▸ What is being asked:
Read the listing below and copy out every line that holds "Sleeve".

[Stored entries]

[START]

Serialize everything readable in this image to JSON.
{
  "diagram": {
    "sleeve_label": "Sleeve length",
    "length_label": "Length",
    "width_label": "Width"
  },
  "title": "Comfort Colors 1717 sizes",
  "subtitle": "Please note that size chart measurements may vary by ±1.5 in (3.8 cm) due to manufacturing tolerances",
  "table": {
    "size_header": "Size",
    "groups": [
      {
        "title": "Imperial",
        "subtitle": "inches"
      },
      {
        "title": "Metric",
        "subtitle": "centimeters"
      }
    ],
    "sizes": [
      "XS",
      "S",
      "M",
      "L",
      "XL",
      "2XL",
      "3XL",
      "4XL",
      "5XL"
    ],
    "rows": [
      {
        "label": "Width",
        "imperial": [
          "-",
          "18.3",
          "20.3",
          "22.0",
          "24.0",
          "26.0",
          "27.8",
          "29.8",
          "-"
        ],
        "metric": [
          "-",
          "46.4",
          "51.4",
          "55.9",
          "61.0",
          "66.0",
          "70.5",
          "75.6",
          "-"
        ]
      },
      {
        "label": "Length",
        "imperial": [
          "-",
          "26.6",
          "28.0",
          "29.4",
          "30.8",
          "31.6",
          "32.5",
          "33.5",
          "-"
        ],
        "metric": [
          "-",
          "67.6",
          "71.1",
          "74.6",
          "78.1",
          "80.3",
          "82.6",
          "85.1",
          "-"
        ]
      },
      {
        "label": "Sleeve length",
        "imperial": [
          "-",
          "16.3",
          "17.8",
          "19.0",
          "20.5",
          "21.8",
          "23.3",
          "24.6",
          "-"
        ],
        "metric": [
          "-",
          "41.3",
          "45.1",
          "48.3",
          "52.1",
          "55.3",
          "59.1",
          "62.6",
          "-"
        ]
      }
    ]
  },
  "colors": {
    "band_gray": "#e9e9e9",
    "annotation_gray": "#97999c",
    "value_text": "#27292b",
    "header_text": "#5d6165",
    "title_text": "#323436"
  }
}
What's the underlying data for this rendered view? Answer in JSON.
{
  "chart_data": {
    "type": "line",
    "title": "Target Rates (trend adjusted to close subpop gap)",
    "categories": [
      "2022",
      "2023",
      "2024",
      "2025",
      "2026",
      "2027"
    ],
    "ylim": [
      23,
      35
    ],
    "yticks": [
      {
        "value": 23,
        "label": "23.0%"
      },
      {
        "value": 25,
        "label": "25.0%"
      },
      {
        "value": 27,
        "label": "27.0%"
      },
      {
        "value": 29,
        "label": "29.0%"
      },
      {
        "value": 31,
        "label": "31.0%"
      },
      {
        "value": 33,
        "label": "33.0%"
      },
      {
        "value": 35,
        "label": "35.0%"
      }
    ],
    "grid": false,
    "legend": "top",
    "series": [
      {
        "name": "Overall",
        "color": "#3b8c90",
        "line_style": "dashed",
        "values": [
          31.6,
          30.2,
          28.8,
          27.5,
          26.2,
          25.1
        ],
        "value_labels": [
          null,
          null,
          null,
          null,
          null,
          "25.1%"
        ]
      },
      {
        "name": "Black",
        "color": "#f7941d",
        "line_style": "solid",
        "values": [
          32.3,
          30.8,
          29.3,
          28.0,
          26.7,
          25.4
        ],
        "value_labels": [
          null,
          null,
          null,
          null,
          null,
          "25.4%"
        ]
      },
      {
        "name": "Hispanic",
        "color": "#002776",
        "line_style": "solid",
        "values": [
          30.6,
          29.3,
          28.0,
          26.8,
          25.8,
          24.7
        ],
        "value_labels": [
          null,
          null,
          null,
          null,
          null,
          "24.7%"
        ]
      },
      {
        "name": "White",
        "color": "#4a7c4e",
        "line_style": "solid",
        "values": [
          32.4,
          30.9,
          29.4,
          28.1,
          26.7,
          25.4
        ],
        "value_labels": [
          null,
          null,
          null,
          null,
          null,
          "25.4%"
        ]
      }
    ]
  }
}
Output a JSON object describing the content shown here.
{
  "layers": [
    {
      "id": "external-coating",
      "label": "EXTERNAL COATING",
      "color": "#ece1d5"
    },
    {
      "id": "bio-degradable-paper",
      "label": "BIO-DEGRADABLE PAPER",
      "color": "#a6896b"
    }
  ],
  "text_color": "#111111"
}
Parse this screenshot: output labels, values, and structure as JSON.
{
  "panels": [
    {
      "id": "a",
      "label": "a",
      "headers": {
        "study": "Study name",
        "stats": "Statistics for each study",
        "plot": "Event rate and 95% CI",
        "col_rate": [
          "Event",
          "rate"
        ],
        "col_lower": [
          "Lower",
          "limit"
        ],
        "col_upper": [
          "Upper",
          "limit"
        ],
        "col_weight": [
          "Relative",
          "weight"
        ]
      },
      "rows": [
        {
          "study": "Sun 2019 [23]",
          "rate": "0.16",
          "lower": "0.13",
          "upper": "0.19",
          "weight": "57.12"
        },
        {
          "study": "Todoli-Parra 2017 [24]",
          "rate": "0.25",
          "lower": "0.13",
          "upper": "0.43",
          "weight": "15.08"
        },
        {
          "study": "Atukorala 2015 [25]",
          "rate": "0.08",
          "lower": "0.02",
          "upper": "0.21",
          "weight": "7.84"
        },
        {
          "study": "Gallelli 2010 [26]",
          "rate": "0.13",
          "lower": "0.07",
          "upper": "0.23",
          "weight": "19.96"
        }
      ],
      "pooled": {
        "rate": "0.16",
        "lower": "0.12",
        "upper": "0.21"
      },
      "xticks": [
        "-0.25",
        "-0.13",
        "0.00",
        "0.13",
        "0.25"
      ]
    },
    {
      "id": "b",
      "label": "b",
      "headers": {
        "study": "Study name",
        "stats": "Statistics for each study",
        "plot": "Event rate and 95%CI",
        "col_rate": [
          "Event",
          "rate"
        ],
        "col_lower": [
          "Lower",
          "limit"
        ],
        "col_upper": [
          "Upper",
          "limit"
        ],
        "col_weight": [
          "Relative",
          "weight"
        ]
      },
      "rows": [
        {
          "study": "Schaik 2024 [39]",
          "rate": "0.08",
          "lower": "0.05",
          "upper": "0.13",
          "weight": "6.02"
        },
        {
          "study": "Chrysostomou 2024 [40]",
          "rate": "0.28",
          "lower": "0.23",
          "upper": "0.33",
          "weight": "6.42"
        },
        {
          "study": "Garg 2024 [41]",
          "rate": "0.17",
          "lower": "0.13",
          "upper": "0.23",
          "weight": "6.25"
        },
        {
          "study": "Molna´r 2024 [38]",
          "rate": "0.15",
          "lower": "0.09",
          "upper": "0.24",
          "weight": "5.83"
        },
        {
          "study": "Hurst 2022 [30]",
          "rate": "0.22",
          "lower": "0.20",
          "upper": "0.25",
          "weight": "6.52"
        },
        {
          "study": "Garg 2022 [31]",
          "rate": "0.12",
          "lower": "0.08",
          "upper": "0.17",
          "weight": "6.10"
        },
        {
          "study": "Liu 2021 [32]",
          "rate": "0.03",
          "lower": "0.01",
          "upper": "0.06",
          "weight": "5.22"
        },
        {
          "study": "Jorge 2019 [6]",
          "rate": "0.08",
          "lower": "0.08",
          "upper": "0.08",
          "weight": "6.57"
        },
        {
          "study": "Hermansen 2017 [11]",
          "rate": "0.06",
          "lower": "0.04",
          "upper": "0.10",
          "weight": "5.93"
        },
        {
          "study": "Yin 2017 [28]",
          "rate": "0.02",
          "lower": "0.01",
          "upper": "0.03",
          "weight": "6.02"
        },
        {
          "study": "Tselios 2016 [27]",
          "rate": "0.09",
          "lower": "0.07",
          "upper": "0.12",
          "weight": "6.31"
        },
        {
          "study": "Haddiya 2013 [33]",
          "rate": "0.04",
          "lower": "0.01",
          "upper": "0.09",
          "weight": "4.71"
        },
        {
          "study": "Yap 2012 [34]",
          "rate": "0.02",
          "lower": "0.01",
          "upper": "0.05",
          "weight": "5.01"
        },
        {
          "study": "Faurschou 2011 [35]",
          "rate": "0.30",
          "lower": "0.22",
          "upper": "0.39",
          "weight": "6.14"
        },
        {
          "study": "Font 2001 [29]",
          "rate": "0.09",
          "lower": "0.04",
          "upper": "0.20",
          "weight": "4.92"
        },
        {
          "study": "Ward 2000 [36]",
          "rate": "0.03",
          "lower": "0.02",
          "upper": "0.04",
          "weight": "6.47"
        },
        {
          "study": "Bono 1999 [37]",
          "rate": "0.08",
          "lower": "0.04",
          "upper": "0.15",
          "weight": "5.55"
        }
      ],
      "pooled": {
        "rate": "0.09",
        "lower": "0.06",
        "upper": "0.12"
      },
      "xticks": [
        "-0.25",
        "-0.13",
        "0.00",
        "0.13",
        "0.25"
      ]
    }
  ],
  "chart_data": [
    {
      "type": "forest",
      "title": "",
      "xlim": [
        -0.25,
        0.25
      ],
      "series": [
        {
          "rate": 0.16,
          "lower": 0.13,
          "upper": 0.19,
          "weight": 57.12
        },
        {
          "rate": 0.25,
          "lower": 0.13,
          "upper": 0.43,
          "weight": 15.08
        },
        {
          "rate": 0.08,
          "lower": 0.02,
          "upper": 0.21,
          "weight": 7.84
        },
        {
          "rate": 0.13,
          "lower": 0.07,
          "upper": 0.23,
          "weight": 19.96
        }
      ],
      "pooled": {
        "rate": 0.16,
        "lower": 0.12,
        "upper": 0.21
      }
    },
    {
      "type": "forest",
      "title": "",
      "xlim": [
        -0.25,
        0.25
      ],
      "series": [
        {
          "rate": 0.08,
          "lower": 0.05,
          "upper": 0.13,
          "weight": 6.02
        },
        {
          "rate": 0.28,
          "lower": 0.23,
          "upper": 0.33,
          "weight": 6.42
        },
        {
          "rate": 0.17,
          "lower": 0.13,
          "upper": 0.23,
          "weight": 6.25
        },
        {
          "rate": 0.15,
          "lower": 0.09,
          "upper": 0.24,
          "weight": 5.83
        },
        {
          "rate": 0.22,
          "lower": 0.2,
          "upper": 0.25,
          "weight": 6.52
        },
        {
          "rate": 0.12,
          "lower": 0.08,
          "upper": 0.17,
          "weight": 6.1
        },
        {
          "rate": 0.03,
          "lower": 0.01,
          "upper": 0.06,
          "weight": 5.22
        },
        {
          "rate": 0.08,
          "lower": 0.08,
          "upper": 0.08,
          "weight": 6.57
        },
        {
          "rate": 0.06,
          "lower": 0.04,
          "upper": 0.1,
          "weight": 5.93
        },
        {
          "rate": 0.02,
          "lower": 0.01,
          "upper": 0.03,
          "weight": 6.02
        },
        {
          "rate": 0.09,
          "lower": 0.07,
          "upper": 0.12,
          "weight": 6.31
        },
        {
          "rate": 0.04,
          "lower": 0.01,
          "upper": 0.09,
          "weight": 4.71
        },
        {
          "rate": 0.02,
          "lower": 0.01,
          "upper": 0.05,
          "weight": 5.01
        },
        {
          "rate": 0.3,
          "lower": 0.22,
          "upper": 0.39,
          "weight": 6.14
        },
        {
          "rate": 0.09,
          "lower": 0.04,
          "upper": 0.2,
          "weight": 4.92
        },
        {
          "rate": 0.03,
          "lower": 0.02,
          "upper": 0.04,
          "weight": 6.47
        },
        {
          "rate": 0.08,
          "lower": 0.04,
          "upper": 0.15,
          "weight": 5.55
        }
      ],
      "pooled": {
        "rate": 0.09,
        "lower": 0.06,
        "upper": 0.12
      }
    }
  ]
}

[END]

▸ Result:
    "sleeve_label": "Sleeve length",
        "label": "Sleeve length",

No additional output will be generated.